Goal of the exercise
Look through the material below, count the lines containing the word "orsoon", and state only the count.

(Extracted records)
## Start

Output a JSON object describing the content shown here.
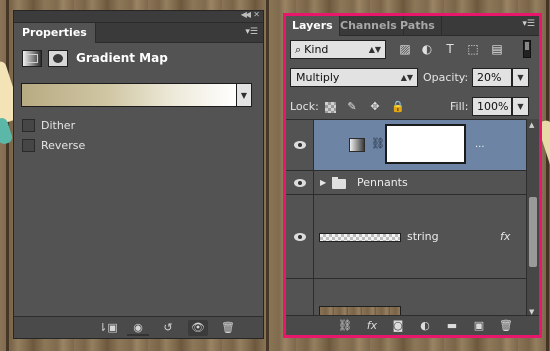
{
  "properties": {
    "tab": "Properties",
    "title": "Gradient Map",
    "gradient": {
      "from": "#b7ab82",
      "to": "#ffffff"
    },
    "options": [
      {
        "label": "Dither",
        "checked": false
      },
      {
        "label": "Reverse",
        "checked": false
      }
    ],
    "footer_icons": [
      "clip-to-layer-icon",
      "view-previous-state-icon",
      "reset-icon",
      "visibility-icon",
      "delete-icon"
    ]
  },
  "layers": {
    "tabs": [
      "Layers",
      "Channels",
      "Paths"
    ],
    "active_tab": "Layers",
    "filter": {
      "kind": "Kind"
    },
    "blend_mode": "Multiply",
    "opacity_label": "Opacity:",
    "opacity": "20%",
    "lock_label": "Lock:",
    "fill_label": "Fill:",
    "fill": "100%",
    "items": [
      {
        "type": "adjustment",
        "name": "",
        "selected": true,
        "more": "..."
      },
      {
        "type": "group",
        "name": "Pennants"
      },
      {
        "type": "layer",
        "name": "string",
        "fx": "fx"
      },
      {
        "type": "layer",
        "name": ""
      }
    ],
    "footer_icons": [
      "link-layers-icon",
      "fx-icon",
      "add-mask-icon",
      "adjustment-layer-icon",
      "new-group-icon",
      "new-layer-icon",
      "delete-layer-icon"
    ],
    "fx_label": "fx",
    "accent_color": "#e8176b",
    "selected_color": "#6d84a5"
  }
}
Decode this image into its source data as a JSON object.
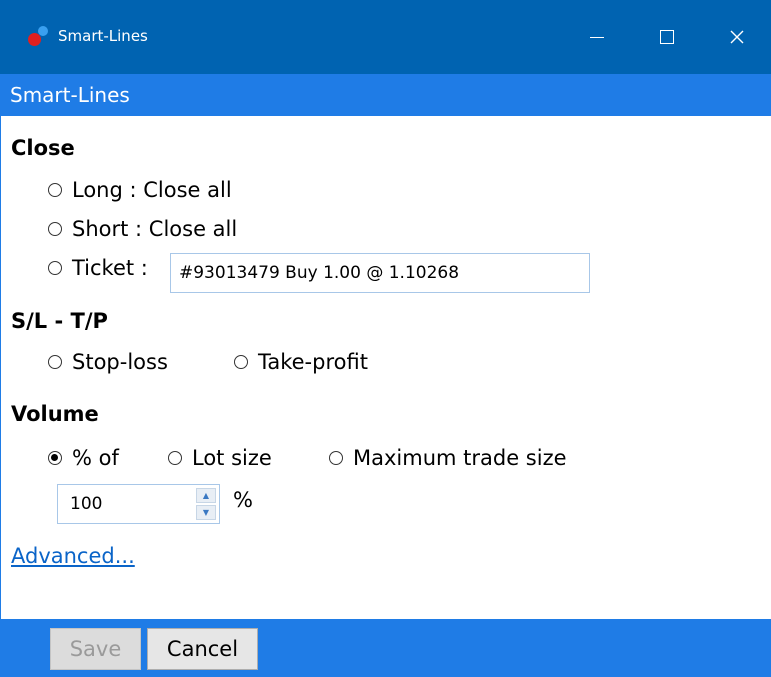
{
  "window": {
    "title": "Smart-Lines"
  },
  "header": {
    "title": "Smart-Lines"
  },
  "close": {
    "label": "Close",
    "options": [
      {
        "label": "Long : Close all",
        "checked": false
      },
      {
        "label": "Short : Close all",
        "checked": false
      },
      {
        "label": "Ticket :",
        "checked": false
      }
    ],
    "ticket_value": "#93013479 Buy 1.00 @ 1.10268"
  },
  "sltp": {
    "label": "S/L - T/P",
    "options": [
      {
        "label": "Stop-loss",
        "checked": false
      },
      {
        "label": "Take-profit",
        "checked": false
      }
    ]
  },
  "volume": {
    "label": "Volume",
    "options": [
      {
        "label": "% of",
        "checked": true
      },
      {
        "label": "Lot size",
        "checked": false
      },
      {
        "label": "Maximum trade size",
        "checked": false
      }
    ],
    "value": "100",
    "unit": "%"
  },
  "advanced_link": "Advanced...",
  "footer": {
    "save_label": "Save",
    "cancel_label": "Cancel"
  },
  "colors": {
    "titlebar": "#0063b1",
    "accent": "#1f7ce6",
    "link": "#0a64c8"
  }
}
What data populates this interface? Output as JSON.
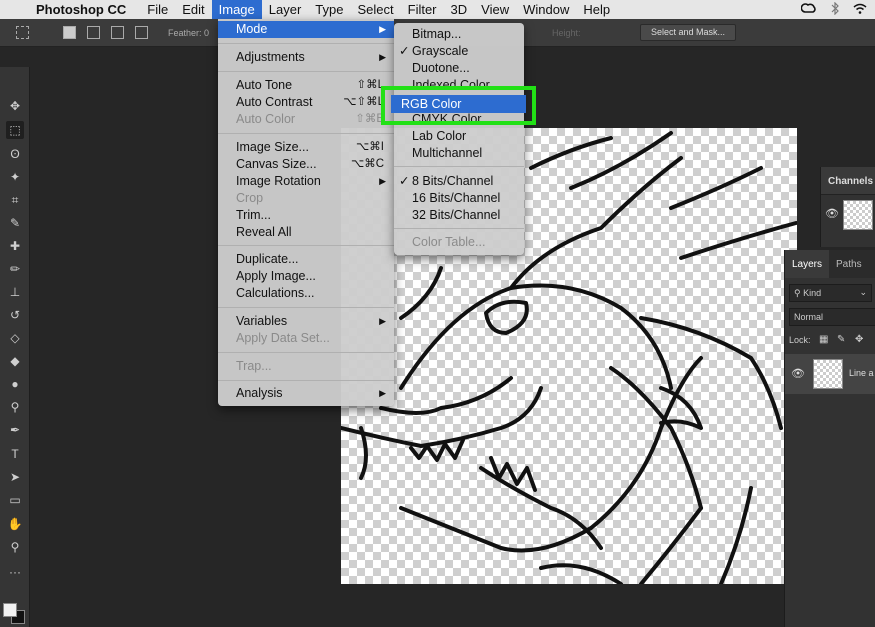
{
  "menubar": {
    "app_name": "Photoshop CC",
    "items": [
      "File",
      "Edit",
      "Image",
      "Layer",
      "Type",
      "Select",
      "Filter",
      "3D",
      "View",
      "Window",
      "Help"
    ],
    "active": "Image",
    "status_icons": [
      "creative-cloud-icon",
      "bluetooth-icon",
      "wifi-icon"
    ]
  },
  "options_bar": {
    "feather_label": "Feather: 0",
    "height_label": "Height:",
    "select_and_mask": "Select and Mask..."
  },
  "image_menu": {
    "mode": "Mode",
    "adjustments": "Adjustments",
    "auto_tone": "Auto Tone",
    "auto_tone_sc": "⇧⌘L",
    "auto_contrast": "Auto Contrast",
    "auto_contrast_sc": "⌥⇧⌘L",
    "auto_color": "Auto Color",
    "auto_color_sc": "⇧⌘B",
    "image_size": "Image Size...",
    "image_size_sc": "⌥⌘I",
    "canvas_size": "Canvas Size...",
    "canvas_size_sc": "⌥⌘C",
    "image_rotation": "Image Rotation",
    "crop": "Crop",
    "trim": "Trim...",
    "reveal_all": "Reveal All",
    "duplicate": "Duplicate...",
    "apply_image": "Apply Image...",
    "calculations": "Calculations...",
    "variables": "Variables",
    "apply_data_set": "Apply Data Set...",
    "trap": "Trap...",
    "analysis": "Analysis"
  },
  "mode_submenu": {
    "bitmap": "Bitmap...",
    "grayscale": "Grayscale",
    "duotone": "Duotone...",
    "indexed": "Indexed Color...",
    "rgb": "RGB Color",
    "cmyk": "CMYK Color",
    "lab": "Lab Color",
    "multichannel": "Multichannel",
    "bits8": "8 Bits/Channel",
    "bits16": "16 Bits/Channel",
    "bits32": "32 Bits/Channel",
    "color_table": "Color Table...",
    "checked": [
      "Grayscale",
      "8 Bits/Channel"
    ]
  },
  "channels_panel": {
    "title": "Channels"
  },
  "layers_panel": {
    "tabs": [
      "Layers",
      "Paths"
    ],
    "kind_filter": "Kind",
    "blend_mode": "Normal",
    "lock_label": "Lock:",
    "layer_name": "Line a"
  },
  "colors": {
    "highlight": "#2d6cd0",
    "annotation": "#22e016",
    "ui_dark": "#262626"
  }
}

## End
## Start

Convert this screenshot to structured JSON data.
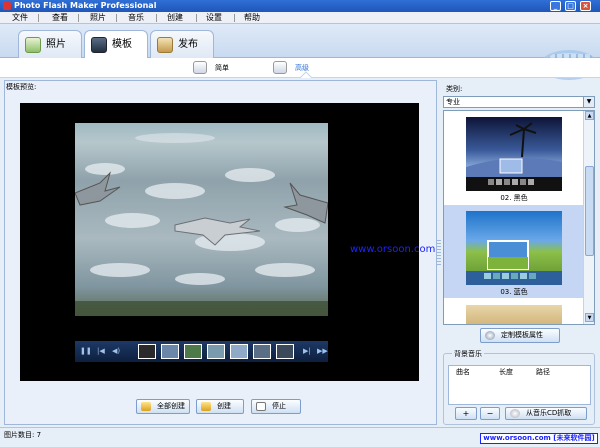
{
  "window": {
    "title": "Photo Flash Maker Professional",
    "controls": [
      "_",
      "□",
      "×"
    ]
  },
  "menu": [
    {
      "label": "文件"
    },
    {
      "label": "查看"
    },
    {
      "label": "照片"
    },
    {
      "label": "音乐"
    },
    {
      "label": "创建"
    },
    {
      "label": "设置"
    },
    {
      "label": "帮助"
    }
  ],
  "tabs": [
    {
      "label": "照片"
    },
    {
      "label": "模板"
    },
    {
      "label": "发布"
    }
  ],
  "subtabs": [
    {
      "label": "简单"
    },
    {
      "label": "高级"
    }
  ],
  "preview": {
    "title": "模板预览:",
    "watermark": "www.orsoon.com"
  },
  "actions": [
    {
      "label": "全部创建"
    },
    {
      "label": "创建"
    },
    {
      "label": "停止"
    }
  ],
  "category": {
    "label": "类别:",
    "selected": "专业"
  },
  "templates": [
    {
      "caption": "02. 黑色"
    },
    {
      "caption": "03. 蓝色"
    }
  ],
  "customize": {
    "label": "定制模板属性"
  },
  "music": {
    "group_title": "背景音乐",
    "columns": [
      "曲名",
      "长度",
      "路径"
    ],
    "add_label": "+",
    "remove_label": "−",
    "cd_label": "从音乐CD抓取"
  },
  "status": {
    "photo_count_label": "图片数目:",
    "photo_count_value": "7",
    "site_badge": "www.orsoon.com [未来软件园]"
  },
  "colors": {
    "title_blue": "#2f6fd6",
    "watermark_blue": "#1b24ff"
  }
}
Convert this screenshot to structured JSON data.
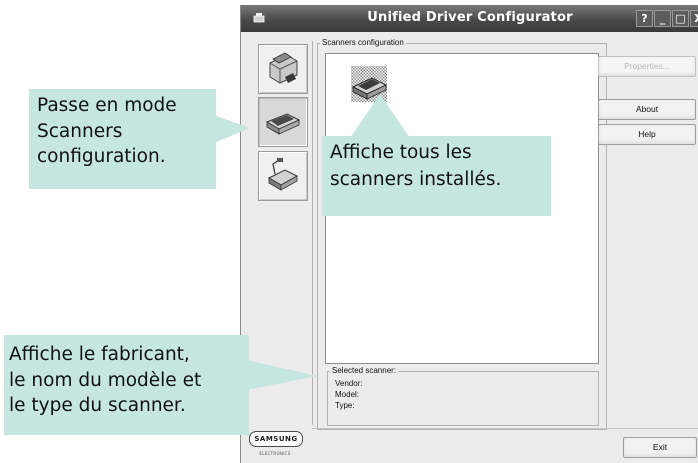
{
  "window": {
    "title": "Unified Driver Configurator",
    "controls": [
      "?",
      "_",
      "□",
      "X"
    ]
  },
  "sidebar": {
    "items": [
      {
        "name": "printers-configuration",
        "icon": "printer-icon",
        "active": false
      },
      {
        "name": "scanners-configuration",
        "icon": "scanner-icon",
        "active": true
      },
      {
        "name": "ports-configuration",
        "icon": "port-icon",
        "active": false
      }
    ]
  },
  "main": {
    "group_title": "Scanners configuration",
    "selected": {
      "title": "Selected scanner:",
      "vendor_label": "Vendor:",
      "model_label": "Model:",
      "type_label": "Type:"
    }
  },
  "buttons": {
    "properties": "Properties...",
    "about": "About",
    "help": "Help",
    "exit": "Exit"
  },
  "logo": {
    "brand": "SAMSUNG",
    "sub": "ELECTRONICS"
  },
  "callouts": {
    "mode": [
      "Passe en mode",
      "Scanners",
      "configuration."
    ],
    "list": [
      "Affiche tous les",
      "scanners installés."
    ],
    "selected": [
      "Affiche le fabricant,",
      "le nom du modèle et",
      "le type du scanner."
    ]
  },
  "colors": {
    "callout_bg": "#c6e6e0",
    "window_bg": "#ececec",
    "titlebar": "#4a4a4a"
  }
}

## End

Problem solution
2